_Entries taken from a collection_:
================================

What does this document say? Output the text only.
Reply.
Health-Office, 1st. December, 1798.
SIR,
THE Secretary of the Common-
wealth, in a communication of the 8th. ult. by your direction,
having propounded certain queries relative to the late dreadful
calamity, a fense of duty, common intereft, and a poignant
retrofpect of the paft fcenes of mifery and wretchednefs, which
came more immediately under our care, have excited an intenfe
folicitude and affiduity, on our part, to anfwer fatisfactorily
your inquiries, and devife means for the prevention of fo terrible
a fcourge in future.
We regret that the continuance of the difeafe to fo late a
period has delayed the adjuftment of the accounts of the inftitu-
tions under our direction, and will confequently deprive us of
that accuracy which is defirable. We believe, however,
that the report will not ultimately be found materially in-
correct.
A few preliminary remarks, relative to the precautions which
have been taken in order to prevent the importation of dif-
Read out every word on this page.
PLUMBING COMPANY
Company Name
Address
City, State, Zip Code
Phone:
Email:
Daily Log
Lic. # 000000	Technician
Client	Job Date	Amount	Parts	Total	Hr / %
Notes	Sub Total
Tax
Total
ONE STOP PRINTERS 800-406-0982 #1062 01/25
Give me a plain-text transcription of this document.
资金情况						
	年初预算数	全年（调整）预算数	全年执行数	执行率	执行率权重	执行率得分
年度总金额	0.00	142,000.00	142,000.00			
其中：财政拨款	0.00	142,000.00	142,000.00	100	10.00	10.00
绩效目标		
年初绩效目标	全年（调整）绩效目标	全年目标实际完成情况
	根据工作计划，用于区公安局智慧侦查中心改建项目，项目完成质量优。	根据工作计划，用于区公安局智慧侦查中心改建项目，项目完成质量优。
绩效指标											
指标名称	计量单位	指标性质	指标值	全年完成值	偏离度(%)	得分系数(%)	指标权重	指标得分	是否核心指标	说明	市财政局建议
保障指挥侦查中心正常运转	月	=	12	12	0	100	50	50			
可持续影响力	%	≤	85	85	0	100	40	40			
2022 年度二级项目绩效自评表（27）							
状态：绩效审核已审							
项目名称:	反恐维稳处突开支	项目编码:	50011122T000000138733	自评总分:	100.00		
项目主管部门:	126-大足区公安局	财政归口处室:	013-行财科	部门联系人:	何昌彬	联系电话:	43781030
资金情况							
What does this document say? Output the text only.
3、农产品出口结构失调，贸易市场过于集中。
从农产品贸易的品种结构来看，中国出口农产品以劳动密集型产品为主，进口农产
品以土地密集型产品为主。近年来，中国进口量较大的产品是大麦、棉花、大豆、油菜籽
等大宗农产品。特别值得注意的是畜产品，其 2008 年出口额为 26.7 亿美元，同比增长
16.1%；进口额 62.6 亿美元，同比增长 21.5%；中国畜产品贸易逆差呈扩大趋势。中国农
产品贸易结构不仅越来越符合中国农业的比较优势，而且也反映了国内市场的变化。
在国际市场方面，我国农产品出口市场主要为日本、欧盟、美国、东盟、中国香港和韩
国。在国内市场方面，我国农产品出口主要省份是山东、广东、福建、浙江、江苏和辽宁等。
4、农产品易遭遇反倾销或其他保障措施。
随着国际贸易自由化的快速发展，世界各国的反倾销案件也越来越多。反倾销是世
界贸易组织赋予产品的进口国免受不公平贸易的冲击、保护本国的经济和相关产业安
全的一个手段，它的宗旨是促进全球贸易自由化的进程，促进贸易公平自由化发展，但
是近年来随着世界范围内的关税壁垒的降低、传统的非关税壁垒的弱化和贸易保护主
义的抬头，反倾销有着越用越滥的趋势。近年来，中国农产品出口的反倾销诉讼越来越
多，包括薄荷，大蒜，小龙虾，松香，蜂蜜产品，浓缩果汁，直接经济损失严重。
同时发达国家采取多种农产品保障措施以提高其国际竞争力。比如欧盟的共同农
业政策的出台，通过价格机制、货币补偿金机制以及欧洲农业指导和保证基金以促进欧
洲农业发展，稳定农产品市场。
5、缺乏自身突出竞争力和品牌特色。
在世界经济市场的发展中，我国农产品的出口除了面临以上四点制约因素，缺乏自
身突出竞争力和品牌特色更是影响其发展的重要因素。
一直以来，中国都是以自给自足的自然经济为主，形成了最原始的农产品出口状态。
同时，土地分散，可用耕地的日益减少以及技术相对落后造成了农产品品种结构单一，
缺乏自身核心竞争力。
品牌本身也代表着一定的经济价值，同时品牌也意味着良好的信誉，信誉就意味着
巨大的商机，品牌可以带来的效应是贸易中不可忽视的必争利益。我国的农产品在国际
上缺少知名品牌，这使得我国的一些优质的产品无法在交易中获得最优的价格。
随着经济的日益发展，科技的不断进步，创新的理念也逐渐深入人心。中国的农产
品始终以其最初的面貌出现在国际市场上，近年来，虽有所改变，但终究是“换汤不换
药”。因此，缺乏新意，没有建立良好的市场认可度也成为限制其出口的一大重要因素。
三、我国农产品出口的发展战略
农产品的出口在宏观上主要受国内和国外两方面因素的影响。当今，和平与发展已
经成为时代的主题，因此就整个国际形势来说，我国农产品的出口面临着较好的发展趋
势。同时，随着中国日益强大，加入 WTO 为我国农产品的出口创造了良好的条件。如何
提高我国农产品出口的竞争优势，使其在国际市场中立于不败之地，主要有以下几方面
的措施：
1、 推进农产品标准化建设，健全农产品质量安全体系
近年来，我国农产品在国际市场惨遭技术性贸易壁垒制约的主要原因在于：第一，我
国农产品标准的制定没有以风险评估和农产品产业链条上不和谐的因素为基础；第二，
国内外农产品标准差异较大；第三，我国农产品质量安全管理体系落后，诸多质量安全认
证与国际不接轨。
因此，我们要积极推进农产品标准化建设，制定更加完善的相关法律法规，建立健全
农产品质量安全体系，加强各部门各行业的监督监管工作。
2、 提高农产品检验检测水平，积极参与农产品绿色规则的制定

================================

_REQUIREMENT_:
Look through the entries above; copy each line where the string "同比增长" appears.

_TASK OUTPUT_:
等大宗农产品。特别值得注意的是畜产品，其 2008 年出口额为 26.7 亿美元，同比增长
16.1%；进口额 62.6 亿美元，同比增长 21.5%；中国畜产品贸易逆差呈扩大趋势。中国农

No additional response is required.